# Short problem:
Look through the material and copy each line holding "cases".

# The input:
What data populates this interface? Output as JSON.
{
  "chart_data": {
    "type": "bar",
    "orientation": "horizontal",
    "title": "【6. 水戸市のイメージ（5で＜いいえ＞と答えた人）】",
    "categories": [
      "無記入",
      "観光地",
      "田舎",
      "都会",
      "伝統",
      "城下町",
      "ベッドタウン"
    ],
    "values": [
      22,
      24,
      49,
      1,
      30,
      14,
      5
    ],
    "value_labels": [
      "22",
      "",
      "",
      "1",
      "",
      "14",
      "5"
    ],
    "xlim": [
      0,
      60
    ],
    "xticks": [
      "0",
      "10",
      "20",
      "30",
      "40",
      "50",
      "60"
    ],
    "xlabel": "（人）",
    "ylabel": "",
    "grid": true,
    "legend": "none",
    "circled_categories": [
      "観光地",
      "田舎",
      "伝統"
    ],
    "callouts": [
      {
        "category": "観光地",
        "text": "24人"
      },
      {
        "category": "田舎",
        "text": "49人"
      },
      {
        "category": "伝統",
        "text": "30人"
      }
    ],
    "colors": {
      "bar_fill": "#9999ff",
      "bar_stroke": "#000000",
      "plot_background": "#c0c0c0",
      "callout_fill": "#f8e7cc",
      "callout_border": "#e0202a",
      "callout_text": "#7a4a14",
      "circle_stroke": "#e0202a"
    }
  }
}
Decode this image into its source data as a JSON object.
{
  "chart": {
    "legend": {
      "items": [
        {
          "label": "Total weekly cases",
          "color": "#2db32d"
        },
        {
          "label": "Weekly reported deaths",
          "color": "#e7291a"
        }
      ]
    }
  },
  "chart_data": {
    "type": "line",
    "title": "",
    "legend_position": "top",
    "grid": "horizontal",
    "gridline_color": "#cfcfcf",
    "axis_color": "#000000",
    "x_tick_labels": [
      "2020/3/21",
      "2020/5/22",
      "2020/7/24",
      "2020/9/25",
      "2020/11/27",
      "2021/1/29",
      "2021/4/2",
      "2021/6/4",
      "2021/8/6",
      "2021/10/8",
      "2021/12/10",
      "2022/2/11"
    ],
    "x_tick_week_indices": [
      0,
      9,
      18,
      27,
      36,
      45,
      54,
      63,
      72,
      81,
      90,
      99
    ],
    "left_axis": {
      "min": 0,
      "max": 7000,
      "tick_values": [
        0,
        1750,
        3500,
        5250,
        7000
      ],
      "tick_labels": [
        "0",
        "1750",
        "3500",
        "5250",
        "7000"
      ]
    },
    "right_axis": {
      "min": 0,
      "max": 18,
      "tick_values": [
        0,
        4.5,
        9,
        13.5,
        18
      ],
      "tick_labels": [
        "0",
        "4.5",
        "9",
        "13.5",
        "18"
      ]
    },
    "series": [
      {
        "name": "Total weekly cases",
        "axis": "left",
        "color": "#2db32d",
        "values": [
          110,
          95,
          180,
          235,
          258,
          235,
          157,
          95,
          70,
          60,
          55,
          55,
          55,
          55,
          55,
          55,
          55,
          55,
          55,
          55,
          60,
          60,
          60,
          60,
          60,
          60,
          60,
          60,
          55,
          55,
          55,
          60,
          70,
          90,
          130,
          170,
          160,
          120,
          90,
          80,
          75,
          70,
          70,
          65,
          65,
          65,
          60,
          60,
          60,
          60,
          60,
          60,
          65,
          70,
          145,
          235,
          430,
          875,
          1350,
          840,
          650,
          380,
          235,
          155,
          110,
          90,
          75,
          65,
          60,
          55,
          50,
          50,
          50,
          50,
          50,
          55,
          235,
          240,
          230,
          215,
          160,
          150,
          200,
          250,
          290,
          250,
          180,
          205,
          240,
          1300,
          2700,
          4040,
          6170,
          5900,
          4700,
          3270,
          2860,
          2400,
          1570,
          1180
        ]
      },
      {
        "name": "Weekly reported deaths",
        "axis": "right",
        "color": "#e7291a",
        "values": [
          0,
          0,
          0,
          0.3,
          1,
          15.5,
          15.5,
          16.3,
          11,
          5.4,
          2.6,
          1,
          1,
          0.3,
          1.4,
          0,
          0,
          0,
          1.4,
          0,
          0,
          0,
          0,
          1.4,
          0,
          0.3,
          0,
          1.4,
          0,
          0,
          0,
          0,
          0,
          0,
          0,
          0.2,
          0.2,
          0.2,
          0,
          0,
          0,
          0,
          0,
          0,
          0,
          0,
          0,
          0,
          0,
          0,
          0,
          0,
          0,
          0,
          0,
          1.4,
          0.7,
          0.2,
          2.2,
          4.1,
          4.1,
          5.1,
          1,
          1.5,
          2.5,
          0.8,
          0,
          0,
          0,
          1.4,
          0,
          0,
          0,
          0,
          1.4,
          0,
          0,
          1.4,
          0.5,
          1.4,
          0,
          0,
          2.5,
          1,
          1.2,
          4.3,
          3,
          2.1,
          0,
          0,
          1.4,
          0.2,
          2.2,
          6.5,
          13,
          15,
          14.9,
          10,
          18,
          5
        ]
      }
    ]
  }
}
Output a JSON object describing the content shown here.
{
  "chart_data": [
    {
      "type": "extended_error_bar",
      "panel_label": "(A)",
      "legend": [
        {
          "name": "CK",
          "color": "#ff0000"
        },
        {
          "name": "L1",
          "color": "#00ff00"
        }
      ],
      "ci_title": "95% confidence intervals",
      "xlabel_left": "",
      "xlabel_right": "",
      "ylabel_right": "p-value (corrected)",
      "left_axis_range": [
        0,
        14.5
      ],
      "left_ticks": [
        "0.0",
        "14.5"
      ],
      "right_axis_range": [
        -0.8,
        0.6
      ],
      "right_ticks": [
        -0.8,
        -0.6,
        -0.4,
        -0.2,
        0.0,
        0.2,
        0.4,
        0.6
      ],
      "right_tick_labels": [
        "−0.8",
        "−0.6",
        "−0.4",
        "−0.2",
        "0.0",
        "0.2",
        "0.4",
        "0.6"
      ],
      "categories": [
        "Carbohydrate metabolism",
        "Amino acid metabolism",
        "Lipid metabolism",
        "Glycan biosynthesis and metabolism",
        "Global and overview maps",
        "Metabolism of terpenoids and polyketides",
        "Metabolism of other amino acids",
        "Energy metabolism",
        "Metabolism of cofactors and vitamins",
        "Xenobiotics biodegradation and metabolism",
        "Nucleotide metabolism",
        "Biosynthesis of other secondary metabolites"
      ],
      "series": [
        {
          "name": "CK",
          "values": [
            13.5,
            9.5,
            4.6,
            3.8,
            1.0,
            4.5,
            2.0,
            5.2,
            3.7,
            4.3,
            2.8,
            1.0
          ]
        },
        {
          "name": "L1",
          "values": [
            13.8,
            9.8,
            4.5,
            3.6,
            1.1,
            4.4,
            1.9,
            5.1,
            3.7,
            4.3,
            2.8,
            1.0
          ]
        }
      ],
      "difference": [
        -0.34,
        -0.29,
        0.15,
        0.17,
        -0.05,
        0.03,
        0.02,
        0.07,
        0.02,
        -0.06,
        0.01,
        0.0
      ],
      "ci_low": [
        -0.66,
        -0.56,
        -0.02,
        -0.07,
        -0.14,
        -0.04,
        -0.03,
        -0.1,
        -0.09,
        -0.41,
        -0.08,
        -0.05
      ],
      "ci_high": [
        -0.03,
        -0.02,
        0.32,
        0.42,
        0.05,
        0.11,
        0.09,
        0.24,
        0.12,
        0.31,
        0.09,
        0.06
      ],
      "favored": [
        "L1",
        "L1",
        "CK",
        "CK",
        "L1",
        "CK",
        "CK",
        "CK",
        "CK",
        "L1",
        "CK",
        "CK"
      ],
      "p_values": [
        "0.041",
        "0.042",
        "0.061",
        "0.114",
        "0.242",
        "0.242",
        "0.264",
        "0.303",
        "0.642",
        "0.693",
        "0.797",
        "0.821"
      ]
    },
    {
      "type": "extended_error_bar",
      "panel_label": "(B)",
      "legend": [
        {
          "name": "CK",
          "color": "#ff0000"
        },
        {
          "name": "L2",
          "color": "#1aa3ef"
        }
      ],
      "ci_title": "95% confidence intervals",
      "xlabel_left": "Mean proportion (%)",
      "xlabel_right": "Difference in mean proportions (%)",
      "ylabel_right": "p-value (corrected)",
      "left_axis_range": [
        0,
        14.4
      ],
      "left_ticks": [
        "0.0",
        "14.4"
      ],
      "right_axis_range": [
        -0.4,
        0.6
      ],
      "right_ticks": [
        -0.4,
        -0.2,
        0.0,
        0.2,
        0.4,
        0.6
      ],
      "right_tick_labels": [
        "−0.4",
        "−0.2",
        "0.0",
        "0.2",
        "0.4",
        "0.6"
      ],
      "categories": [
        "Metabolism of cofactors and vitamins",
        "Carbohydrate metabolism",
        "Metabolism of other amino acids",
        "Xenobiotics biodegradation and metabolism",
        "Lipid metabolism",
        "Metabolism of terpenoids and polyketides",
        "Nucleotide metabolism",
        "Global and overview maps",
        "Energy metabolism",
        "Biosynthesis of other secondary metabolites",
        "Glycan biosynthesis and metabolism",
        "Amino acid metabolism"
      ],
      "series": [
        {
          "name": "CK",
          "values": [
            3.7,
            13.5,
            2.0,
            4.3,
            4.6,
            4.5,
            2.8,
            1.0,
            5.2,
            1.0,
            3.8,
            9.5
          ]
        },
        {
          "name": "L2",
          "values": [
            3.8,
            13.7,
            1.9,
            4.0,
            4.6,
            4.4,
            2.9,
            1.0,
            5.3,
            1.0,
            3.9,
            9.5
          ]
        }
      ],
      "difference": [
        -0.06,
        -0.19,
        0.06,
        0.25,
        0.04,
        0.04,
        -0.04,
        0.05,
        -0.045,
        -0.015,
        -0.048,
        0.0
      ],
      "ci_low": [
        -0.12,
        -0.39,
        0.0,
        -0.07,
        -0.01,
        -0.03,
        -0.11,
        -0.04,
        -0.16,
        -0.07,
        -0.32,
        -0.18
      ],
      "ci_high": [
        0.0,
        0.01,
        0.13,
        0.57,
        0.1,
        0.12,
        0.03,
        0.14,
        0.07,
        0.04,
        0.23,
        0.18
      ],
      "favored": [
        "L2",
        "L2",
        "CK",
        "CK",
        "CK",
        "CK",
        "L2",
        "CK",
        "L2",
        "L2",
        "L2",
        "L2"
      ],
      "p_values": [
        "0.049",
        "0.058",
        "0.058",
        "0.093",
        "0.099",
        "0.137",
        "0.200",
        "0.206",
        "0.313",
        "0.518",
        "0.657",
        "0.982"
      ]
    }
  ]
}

# Exercise output:
          "label": "Total weekly cases",
        "name": "Total weekly cases",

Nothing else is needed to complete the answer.